Input data =>
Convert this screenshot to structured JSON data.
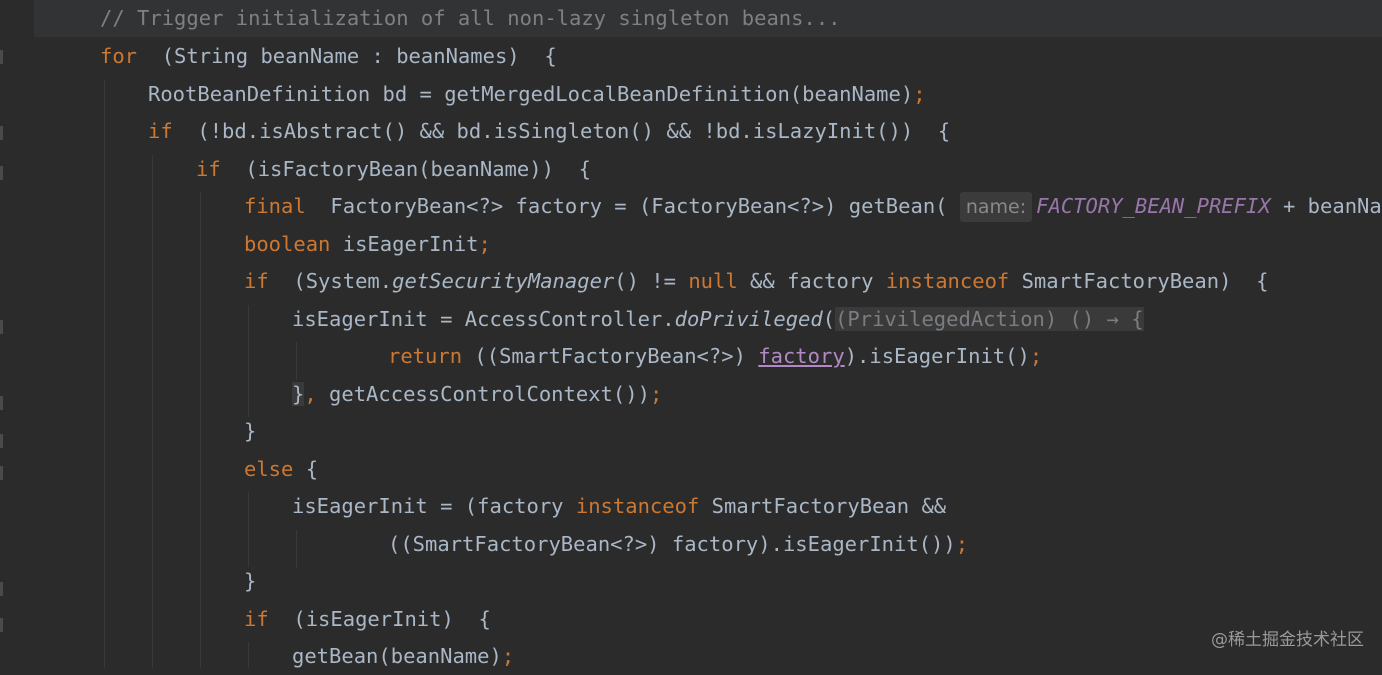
{
  "editor": {
    "lines": [
      {
        "id": "l0",
        "segments": [
          [
            "cmt",
            "// Trigger initialization of all non-lazy singleton beans..."
          ]
        ]
      },
      {
        "id": "l1",
        "segments": [
          [
            "kw",
            "for"
          ],
          [
            "",
            "  (String beanName : beanNames)  {"
          ]
        ]
      },
      {
        "id": "l2",
        "segments": [
          [
            "",
            "RootBeanDefinition bd = getMergedLocalBeanDefinition(beanName)"
          ],
          [
            "kw",
            ";"
          ]
        ]
      },
      {
        "id": "l3",
        "segments": [
          [
            "kw",
            "if"
          ],
          [
            "",
            "  (!bd.isAbstract() && bd.isSingleton() && !bd.isLazyInit())  {"
          ]
        ]
      },
      {
        "id": "l4",
        "segments": [
          [
            "kw",
            "if"
          ],
          [
            "",
            "  (isFactoryBean(beanName))  {"
          ]
        ]
      },
      {
        "id": "l5",
        "segments": [
          [
            "kw",
            "final"
          ],
          [
            "",
            "  FactoryBean<?> factory = (FactoryBean<?>) getBean( "
          ],
          [
            "hint",
            "name:"
          ],
          [
            "const",
            "FACTORY_BEAN_PREFIX"
          ],
          [
            "",
            " + beanName)"
          ]
        ]
      },
      {
        "id": "l6",
        "segments": [
          [
            "kw",
            "boolean"
          ],
          [
            "",
            " isEagerInit"
          ],
          [
            "kw",
            ";"
          ]
        ]
      },
      {
        "id": "l7",
        "segments": [
          [
            "kw",
            "if"
          ],
          [
            "",
            "  (System."
          ],
          [
            "ital",
            "getSecurityManager"
          ],
          [
            "",
            "() != "
          ],
          [
            "kw",
            "null"
          ],
          [
            "",
            " && factory "
          ],
          [
            "kw",
            "instanceof"
          ],
          [
            "",
            " SmartFactoryBean)  {"
          ]
        ]
      },
      {
        "id": "l8",
        "segments": [
          [
            "",
            "isEagerInit = AccessController."
          ],
          [
            "ital",
            "doPrivileged"
          ],
          [
            "",
            "("
          ],
          [
            "folded",
            "(PrivilegedAction) () → {"
          ]
        ]
      },
      {
        "id": "l9",
        "segments": [
          [
            "kw",
            "return"
          ],
          [
            "",
            " ((SmartFactoryBean<?>) "
          ],
          [
            "lam",
            "factory"
          ],
          [
            "",
            ").isEagerInit()"
          ],
          [
            "kw",
            ";"
          ]
        ]
      },
      {
        "id": "l10",
        "segments": [
          [
            "brace-hl",
            "}"
          ],
          [
            "kw",
            ","
          ],
          [
            "",
            " getAccessControlContext())"
          ],
          [
            "kw",
            ";"
          ]
        ]
      },
      {
        "id": "l11",
        "segments": [
          [
            "",
            "}"
          ]
        ]
      },
      {
        "id": "l12",
        "segments": [
          [
            "kw",
            "else"
          ],
          [
            "",
            " {"
          ]
        ]
      },
      {
        "id": "l13",
        "segments": [
          [
            "",
            "isEagerInit = (factory "
          ],
          [
            "kw",
            "instanceof"
          ],
          [
            "",
            " SmartFactoryBean &&"
          ]
        ]
      },
      {
        "id": "l14",
        "segments": [
          [
            "",
            "((SmartFactoryBean<?>) factory).isEagerInit())"
          ],
          [
            "kw",
            ";"
          ]
        ]
      },
      {
        "id": "l15",
        "segments": [
          [
            "",
            "}"
          ]
        ]
      },
      {
        "id": "l16",
        "segments": [
          [
            "kw",
            "if"
          ],
          [
            "",
            "  (isEagerInit)  {"
          ]
        ]
      },
      {
        "id": "l17",
        "segments": [
          [
            "",
            "getBean(beanName)"
          ],
          [
            "kw",
            ";"
          ]
        ]
      }
    ]
  },
  "watermark": "@稀土掘金技术社区",
  "colors": {
    "background": "#2b2b2b",
    "keyword": "#cc7832",
    "comment": "#808080",
    "text": "#a9b7c6",
    "constant": "#9876aa"
  }
}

Exercise aim => Pictures are excluded; copy every other part of the records exactly.

Response to this task =>
Convert this screenshot to structured JSON data.
{
  "editor": {
    "lines": [
      {
        "id": "l0",
        "segments": [
          [
            "cmt",
            "// Trigger initialization of all non-lazy singleton beans..."
          ]
        ]
      },
      {
        "id": "l1",
        "segments": [
          [
            "kw",
            "for"
          ],
          [
            "",
            "  (String beanName : beanNames)  {"
          ]
        ]
      },
      {
        "id": "l2",
        "segments": [
          [
            "",
            "RootBeanDefinition bd = getMergedLocalBeanDefinition(beanName)"
          ],
          [
            "kw",
            ";"
          ]
        ]
      },
      {
        "id": "l3",
        "segments": [
          [
            "kw",
            "if"
          ],
          [
            "",
            "  (!bd.isAbstract() && bd.isSingleton() && !bd.isLazyInit())  {"
          ]
        ]
      },
      {
        "id": "l4",
        "segments": [
          [
            "kw",
            "if"
          ],
          [
            "",
            "  (isFactoryBean(beanName))  {"
          ]
        ]
      },
      {
        "id": "l5",
        "segments": [
          [
            "kw",
            "final"
          ],
          [
            "",
            "  FactoryBean<?> factory = (FactoryBean<?>) getBean( "
          ],
          [
            "hint",
            "name:"
          ],
          [
            "const",
            "FACTORY_BEAN_PREFIX"
          ],
          [
            "",
            " + beanName)"
          ]
        ]
      },
      {
        "id": "l6",
        "segments": [
          [
            "kw",
            "boolean"
          ],
          [
            "",
            " isEagerInit"
          ],
          [
            "kw",
            ";"
          ]
        ]
      },
      {
        "id": "l7",
        "segments": [
          [
            "kw",
            "if"
          ],
          [
            "",
            "  (System."
          ],
          [
            "ital",
            "getSecurityManager"
          ],
          [
            "",
            "() != "
          ],
          [
            "kw",
            "null"
          ],
          [
            "",
            " && factory "
          ],
          [
            "kw",
            "instanceof"
          ],
          [
            "",
            " SmartFactoryBean)  {"
          ]
        ]
      },
      {
        "id": "l8",
        "segments": [
          [
            "",
            "isEagerInit = AccessController."
          ],
          [
            "ital",
            "doPrivileged"
          ],
          [
            "",
            "("
          ],
          [
            "folded",
            "(PrivilegedAction) () → {"
          ]
        ]
      },
      {
        "id": "l9",
        "segments": [
          [
            "kw",
            "return"
          ],
          [
            "",
            " ((SmartFactoryBean<?>) "
          ],
          [
            "lam",
            "factory"
          ],
          [
            "",
            ").isEagerInit()"
          ],
          [
            "kw",
            ";"
          ]
        ]
      },
      {
        "id": "l10",
        "segments": [
          [
            "brace-hl",
            "}"
          ],
          [
            "kw",
            ","
          ],
          [
            "",
            " getAccessControlContext())"
          ],
          [
            "kw",
            ";"
          ]
        ]
      },
      {
        "id": "l11",
        "segments": [
          [
            "",
            "}"
          ]
        ]
      },
      {
        "id": "l12",
        "segments": [
          [
            "kw",
            "else"
          ],
          [
            "",
            " {"
          ]
        ]
      },
      {
        "id": "l13",
        "segments": [
          [
            "",
            "isEagerInit = (factory "
          ],
          [
            "kw",
            "instanceof"
          ],
          [
            "",
            " SmartFactoryBean &&"
          ]
        ]
      },
      {
        "id": "l14",
        "segments": [
          [
            "",
            "((SmartFactoryBean<?>) factory).isEagerInit())"
          ],
          [
            "kw",
            ";"
          ]
        ]
      },
      {
        "id": "l15",
        "segments": [
          [
            "",
            "}"
          ]
        ]
      },
      {
        "id": "l16",
        "segments": [
          [
            "kw",
            "if"
          ],
          [
            "",
            "  (isEagerInit)  {"
          ]
        ]
      },
      {
        "id": "l17",
        "segments": [
          [
            "",
            "getBean(beanName)"
          ],
          [
            "kw",
            ";"
          ]
        ]
      }
    ]
  },
  "watermark": "@稀土掘金技术社区",
  "colors": {
    "background": "#2b2b2b",
    "keyword": "#cc7832",
    "comment": "#808080",
    "text": "#a9b7c6",
    "constant": "#9876aa"
  }
}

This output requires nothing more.